* [WHAT YOU HAVE TO DO]: For every line in the records that has the word "right", make a copy.

[START SUPPLIED ENTRIES]

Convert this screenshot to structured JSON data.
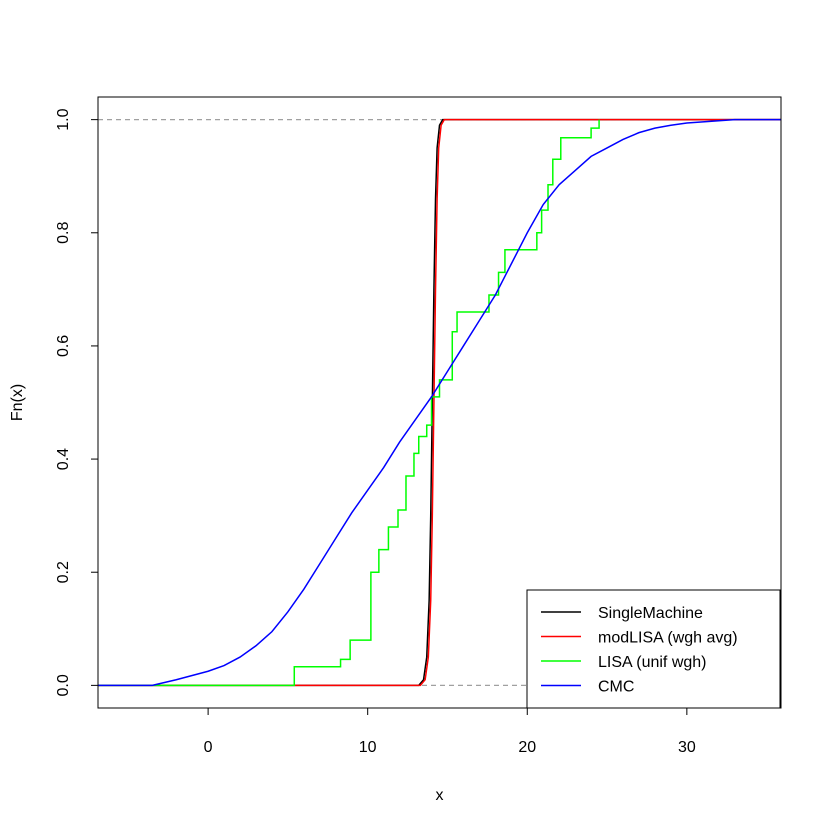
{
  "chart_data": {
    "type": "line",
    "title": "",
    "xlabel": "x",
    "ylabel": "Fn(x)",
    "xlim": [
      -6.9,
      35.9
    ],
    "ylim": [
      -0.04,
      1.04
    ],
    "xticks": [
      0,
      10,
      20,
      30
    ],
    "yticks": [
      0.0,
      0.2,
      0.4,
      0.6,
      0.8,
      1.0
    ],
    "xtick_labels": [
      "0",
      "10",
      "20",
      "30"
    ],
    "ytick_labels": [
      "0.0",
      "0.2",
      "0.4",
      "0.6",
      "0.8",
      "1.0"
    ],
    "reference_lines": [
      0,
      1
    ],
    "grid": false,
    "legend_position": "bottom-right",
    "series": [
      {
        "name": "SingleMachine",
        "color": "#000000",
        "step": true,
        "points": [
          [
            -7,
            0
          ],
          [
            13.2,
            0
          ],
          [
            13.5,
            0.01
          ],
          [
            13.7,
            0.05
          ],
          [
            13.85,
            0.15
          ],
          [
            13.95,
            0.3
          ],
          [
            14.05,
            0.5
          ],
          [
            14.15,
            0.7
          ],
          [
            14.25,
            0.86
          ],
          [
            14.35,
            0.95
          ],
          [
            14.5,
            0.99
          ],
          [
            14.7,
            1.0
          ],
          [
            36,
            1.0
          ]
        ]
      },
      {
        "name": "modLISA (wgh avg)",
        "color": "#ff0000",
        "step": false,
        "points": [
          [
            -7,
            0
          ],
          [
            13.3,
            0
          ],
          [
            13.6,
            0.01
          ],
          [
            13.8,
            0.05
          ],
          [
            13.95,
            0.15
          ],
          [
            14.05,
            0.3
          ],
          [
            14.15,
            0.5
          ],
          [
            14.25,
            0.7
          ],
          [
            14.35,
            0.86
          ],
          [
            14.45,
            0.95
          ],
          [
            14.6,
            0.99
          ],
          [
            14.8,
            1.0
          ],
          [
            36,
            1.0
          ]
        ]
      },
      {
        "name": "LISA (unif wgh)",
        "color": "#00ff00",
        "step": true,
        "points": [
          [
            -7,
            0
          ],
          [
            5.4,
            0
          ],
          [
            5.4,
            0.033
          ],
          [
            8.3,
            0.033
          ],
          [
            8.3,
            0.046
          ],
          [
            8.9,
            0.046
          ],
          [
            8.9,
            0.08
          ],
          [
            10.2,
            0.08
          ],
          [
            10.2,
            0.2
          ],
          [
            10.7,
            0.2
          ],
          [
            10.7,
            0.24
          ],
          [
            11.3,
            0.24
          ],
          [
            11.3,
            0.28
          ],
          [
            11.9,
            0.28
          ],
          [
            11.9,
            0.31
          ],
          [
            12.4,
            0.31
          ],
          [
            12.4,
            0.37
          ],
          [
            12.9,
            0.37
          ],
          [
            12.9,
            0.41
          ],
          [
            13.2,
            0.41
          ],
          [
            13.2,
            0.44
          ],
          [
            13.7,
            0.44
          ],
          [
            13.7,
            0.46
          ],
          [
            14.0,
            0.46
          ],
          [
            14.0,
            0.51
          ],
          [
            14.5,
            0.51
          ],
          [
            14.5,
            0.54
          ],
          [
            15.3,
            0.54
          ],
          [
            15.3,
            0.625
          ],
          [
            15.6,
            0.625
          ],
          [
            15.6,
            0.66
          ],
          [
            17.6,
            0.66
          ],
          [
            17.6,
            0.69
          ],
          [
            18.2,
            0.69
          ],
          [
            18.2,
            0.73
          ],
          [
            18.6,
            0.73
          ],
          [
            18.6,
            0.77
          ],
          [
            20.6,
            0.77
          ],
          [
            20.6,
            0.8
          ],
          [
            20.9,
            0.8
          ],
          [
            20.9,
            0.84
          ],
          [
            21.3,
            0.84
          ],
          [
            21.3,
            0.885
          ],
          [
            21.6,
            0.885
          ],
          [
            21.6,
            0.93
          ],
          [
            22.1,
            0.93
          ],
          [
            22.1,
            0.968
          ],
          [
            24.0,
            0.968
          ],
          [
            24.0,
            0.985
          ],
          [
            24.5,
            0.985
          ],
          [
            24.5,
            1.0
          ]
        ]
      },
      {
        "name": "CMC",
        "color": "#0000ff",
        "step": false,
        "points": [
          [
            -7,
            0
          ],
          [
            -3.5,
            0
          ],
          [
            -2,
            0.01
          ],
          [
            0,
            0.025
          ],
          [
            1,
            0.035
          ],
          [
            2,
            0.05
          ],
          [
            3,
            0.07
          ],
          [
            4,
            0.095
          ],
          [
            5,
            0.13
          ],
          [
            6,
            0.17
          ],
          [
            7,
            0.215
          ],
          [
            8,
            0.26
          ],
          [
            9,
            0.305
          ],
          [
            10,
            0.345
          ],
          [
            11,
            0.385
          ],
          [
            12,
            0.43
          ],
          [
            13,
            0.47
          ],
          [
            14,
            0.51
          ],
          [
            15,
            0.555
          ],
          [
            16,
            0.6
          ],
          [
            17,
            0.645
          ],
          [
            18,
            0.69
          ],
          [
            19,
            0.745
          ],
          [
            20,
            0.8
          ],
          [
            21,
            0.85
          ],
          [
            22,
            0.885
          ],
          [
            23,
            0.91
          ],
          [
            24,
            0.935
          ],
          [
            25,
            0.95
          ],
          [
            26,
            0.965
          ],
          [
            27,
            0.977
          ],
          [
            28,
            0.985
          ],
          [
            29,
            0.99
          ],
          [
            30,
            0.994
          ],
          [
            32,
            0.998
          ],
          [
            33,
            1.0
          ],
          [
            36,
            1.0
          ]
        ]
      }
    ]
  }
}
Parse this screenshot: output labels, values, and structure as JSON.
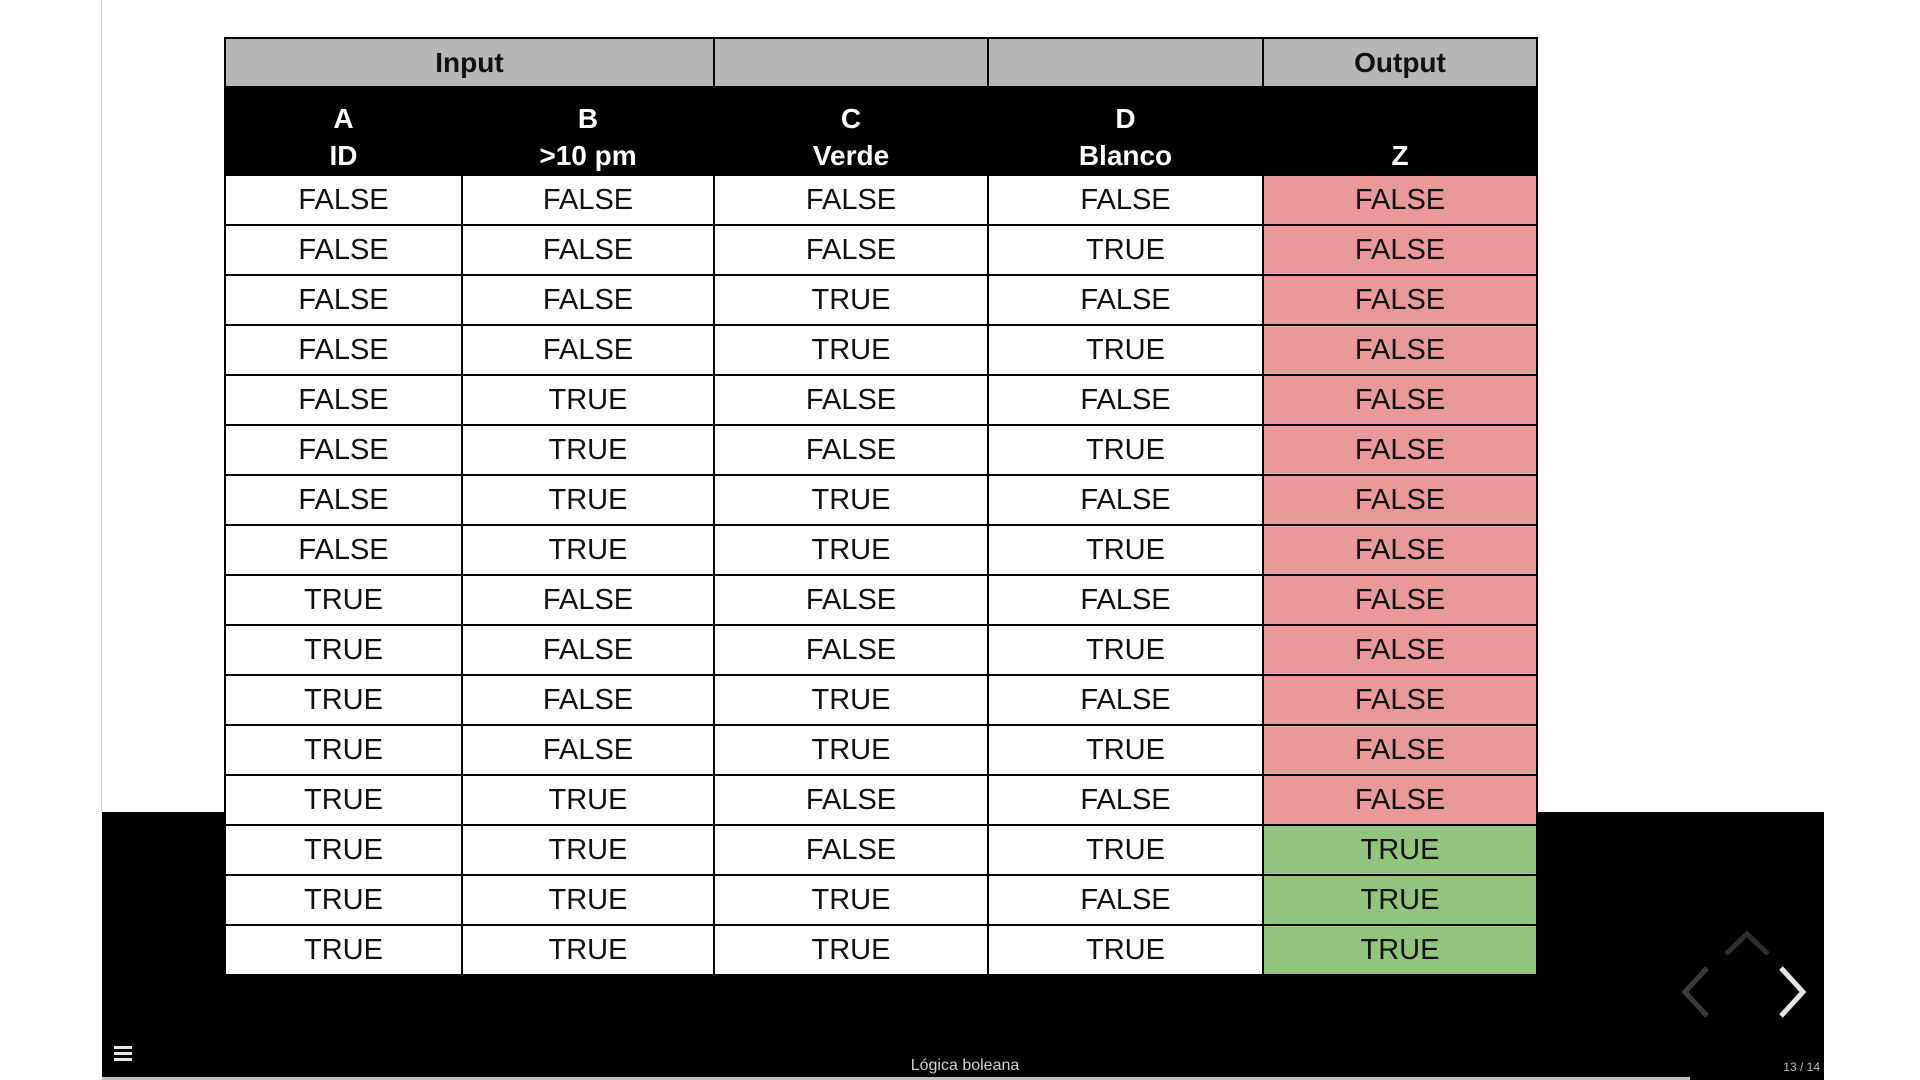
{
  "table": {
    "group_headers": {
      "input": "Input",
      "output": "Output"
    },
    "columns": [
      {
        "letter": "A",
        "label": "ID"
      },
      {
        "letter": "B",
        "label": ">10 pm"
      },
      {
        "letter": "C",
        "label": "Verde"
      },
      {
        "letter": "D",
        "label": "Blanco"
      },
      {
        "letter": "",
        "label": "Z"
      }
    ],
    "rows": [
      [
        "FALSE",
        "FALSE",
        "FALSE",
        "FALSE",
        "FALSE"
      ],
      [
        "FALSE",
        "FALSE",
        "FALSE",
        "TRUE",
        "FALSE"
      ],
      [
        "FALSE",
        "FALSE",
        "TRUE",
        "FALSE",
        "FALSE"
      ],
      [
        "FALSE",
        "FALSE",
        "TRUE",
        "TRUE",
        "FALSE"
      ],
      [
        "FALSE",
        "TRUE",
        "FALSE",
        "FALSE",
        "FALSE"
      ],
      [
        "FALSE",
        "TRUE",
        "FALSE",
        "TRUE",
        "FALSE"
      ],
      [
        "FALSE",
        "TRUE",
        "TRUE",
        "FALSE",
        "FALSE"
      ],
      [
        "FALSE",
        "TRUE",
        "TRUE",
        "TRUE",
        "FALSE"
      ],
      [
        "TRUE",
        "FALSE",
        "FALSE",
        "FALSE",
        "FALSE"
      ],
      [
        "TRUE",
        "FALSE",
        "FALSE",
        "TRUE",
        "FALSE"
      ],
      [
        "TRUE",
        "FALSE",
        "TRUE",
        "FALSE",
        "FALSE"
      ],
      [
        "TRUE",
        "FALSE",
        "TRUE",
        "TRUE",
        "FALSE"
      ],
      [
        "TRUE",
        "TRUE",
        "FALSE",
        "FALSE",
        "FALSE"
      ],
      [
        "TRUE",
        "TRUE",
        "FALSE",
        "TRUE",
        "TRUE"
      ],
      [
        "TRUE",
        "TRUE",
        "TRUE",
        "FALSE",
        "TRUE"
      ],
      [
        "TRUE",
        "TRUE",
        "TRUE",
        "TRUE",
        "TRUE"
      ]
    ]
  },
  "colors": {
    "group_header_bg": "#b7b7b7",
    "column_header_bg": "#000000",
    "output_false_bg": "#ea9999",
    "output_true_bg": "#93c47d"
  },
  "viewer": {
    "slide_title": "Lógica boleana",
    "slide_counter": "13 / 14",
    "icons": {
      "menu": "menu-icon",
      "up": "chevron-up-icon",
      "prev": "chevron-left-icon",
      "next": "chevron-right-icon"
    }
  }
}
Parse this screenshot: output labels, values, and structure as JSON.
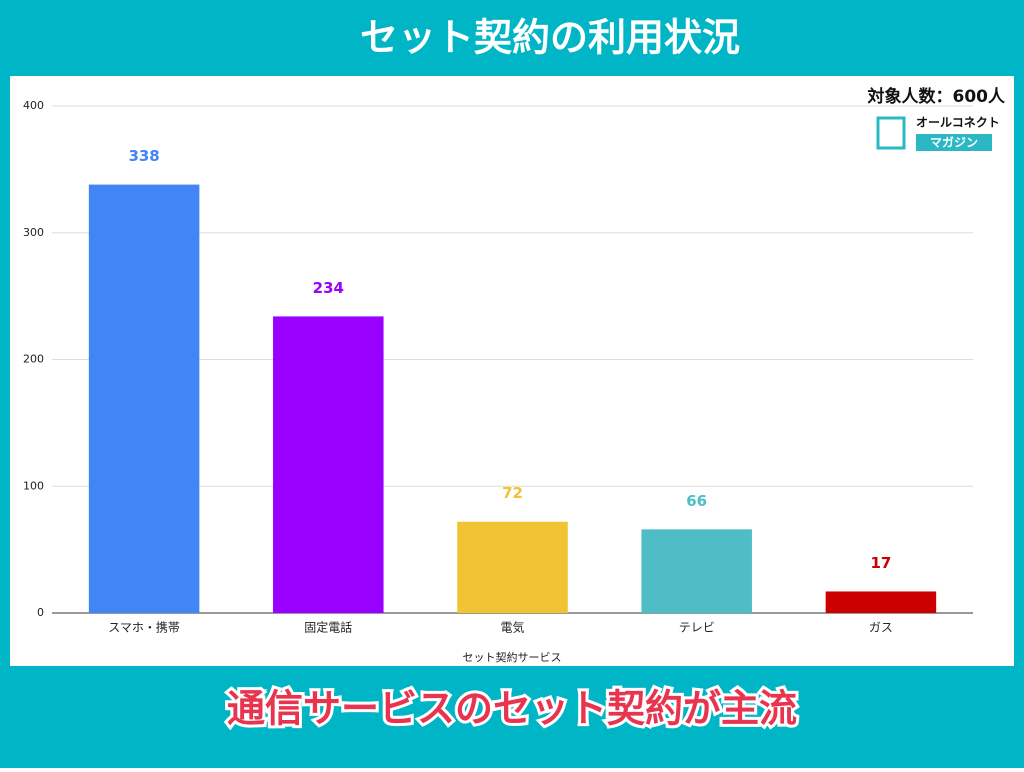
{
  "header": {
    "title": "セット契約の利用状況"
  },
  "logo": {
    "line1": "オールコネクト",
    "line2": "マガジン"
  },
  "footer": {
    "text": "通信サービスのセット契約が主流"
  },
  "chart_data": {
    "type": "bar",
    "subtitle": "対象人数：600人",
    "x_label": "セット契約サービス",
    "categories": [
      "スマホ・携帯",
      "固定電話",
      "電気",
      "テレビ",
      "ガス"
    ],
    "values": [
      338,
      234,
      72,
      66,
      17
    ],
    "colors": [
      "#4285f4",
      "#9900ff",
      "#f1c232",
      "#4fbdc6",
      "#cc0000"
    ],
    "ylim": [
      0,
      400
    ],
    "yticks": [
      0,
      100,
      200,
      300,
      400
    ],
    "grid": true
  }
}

[END SUPPLIED ENTRIES]

* [RESPONSE TO THIS TASK]:
    "legend_position": "bottom-right",
      "next": "chevron-right-icon"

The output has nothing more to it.